_Work required_:
Quote, verbatim, all material below, without pictures.

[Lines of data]
╔══

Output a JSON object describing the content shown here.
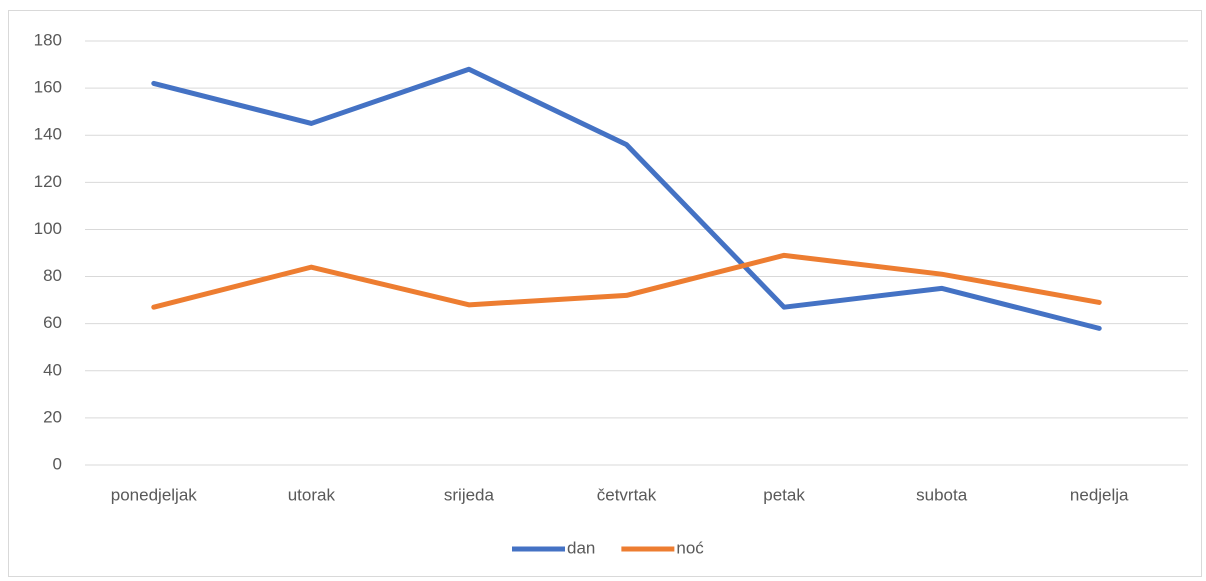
{
  "chart_data": {
    "type": "line",
    "categories": [
      "ponedjeljak",
      "utorak",
      "srijeda",
      "četvrtak",
      "petak",
      "subota",
      "nedjelja"
    ],
    "series": [
      {
        "name": "dan",
        "color": "#4472c4",
        "values": [
          162,
          145,
          168,
          136,
          67,
          75,
          58
        ]
      },
      {
        "name": "noć",
        "color": "#ed7d31",
        "values": [
          67,
          84,
          68,
          72,
          89,
          81,
          69
        ]
      }
    ],
    "ylim": [
      0,
      180
    ],
    "yticks": [
      0,
      20,
      40,
      60,
      80,
      100,
      120,
      140,
      160,
      180
    ],
    "grid": true,
    "legend": "bottom"
  }
}
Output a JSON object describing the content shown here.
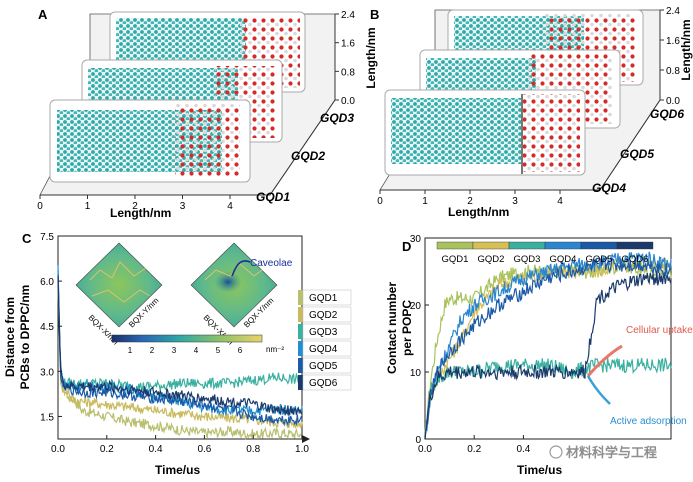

╚══

_Result_:
Output a JSON object describing the content shown here.
{
  "chart_data": {
    "type": "line",
    "categories": [
      "ponedjeljak",
      "utorak",
      "srijeda",
      "četvrtak",
      "petak",
      "subota",
      "nedjelja"
    ],
    "series": [
      {
        "name": "dan",
        "color": "#4472c4",
        "values": [
          162,
          145,
          168,
          136,
          67,
          75,
          58
        ]
      },
      {
        "name": "noć",
        "color": "#ed7d31",
        "values": [
          67,
          84,
          68,
          72,
          89,
          81,
          69
        ]
      }
    ],
    "ylim": [
      0,
      180
    ],
    "yticks": [
      0,
      20,
      40,
      60,
      80,
      100,
      120,
      140,
      160,
      180
    ],
    "grid": true,
    "legend": "bottom"
  }
}
Output a JSON object describing the content shown here.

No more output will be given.